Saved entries
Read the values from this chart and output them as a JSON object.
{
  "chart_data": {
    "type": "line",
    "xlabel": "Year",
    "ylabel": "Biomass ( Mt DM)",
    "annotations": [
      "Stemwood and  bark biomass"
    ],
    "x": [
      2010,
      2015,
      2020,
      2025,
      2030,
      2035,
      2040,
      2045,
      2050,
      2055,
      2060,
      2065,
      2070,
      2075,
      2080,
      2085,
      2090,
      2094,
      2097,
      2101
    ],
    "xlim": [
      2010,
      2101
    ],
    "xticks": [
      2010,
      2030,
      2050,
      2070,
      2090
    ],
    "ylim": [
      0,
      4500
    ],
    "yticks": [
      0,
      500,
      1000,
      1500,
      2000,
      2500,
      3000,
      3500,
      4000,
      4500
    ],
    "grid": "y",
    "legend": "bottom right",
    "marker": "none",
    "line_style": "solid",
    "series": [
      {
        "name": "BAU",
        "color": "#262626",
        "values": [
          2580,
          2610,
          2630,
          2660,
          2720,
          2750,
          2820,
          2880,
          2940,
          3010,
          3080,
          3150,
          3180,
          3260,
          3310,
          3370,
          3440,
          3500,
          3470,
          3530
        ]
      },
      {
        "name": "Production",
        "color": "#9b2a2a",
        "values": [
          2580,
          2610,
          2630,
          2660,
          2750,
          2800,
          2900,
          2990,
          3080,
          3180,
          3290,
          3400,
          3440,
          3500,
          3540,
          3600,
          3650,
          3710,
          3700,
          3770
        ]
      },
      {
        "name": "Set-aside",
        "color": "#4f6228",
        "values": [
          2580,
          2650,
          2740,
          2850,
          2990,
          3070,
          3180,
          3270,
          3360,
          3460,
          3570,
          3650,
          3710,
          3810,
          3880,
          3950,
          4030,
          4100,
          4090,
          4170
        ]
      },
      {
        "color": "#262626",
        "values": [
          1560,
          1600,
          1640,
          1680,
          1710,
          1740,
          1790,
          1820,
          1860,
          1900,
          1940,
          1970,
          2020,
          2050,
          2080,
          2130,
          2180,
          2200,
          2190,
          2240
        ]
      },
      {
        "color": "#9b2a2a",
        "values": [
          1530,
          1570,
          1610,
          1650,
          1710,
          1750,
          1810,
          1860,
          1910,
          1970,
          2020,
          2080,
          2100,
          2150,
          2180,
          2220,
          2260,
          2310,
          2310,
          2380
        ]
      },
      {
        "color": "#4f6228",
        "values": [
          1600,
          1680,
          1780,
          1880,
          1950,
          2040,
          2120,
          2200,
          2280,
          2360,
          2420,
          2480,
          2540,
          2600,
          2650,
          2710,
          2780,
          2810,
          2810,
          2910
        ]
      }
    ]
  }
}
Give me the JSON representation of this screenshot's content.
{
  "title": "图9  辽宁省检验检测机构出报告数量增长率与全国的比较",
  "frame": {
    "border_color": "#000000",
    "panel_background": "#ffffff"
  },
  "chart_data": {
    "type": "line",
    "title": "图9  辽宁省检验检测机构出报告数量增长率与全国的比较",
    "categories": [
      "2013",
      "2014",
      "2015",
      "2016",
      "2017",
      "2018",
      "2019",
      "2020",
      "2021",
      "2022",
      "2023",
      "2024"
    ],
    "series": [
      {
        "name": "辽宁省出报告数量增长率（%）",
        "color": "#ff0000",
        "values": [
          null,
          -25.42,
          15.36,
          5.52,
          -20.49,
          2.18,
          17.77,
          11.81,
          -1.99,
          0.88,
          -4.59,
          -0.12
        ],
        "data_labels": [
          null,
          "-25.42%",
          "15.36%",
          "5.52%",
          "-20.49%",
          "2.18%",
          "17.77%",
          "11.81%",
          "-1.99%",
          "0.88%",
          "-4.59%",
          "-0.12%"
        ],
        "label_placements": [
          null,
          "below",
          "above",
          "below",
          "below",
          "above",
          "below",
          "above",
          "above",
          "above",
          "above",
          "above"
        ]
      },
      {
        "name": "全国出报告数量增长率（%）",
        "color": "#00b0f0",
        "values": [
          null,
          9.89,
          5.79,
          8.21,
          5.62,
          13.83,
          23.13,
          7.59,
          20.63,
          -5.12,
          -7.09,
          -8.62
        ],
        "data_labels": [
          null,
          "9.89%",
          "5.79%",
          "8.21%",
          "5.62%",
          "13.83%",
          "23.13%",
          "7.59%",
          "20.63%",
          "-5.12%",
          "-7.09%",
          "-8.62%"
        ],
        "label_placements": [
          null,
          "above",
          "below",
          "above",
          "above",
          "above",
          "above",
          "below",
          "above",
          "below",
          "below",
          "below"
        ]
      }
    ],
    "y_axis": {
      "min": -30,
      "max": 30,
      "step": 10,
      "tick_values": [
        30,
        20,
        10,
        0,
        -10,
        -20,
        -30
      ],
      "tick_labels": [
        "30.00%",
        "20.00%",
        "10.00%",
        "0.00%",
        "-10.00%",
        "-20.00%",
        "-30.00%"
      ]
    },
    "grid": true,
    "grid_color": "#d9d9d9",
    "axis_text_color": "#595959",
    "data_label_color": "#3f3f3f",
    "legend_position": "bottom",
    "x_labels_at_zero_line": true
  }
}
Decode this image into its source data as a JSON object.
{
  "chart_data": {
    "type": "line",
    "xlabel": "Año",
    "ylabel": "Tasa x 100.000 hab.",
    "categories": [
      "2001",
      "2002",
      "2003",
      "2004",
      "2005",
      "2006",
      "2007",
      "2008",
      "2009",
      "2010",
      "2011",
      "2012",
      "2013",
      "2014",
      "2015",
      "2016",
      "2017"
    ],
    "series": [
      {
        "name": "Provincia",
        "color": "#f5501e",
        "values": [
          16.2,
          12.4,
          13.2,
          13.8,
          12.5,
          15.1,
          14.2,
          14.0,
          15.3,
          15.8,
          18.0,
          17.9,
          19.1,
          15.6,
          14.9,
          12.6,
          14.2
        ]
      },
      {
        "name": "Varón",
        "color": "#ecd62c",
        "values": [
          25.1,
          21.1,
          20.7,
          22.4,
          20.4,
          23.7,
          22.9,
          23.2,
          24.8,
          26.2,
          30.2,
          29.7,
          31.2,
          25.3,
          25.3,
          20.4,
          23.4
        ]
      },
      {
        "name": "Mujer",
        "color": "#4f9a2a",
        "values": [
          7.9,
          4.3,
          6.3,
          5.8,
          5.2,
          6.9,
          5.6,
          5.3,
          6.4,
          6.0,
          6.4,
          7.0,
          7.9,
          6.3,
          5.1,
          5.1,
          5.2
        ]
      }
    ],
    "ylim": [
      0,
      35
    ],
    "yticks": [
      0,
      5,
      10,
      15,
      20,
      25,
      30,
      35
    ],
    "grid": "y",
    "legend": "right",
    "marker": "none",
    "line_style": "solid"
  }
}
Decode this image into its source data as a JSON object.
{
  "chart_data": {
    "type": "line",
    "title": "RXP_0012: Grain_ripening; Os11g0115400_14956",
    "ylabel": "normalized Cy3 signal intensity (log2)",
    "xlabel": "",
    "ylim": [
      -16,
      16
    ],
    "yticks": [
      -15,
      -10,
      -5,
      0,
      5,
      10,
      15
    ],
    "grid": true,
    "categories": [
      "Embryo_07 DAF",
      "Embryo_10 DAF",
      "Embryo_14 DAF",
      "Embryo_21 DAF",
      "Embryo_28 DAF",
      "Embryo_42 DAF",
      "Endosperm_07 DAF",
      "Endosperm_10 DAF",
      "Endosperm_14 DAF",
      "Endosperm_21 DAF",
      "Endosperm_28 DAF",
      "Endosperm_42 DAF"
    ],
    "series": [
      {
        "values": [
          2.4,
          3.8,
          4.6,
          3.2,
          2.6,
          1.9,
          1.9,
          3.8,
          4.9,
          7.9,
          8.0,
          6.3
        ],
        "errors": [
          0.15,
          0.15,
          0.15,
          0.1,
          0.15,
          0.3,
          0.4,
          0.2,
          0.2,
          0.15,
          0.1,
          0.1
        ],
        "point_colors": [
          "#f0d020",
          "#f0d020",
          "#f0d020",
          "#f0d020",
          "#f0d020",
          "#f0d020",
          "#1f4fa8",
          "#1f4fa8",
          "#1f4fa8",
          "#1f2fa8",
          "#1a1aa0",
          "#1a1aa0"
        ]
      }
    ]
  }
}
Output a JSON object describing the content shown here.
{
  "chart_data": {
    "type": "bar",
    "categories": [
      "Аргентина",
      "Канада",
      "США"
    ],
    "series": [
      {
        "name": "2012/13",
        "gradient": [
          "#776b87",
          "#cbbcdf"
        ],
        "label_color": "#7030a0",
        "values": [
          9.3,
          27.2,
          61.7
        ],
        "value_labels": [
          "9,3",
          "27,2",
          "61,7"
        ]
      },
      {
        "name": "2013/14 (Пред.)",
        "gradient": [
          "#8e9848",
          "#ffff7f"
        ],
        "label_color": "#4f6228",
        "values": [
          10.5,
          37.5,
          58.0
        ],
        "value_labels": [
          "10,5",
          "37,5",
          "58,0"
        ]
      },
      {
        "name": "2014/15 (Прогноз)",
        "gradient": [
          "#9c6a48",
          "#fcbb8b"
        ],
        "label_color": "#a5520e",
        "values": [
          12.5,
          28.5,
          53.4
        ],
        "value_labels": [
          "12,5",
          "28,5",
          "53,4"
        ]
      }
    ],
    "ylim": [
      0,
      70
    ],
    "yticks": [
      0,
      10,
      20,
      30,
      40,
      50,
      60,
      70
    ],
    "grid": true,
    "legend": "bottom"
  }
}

→ EXERCISE PROMPT
List every line above that contains the word "content".

→ TASK RESULT
Give me the JSON representation of this screenshot's content.
Output a JSON object describing the content shown here.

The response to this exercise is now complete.